>> BEGIN Data section

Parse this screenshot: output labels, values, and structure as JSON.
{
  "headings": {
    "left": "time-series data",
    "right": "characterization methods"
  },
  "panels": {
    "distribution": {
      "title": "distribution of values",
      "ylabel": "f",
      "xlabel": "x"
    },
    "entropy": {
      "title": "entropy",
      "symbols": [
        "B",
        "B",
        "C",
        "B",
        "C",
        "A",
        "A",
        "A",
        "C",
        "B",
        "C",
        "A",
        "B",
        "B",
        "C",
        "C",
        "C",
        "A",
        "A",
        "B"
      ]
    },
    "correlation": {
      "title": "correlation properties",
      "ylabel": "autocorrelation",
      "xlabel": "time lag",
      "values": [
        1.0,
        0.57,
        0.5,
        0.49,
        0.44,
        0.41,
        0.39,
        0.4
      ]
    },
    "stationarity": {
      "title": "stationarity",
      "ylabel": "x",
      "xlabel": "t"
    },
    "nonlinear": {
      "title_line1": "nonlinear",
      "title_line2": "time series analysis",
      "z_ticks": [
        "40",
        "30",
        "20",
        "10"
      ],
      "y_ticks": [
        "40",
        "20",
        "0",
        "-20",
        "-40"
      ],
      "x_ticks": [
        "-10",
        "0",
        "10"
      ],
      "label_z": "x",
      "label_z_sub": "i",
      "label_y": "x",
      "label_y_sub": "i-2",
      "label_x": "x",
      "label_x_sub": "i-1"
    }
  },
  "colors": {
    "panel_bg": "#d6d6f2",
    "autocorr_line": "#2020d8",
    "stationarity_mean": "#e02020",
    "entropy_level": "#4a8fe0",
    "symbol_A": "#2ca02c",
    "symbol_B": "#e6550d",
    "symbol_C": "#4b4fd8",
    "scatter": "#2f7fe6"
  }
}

>> END Data section

Repeat every entry exactly as written above.

**Result**
Parse this screenshot: output labels, values, and structure as JSON.
{
  "headings": {
    "left": "time-series data",
    "right": "characterization methods"
  },
  "panels": {
    "distribution": {
      "title": "distribution of values",
      "ylabel": "f",
      "xlabel": "x"
    },
    "entropy": {
      "title": "entropy",
      "symbols": [
        "B",
        "B",
        "C",
        "B",
        "C",
        "A",
        "A",
        "A",
        "C",
        "B",
        "C",
        "A",
        "B",
        "B",
        "C",
        "C",
        "C",
        "A",
        "A",
        "B"
      ]
    },
    "correlation": {
      "title": "correlation properties",
      "ylabel": "autocorrelation",
      "xlabel": "time lag",
      "values": [
        1.0,
        0.57,
        0.5,
        0.49,
        0.44,
        0.41,
        0.39,
        0.4
      ]
    },
    "stationarity": {
      "title": "stationarity",
      "ylabel": "x",
      "xlabel": "t"
    },
    "nonlinear": {
      "title_line1": "nonlinear",
      "title_line2": "time series analysis",
      "z_ticks": [
        "40",
        "30",
        "20",
        "10"
      ],
      "y_ticks": [
        "40",
        "20",
        "0",
        "-20",
        "-40"
      ],
      "x_ticks": [
        "-10",
        "0",
        "10"
      ],
      "label_z": "x",
      "label_z_sub": "i",
      "label_y": "x",
      "label_y_sub": "i-2",
      "label_x": "x",
      "label_x_sub": "i-1"
    }
  },
  "colors": {
    "panel_bg": "#d6d6f2",
    "autocorr_line": "#2020d8",
    "stationarity_mean": "#e02020",
    "entropy_level": "#4a8fe0",
    "symbol_A": "#2ca02c",
    "symbol_B": "#e6550d",
    "symbol_C": "#4b4fd8",
    "scatter": "#2f7fe6"
  }
}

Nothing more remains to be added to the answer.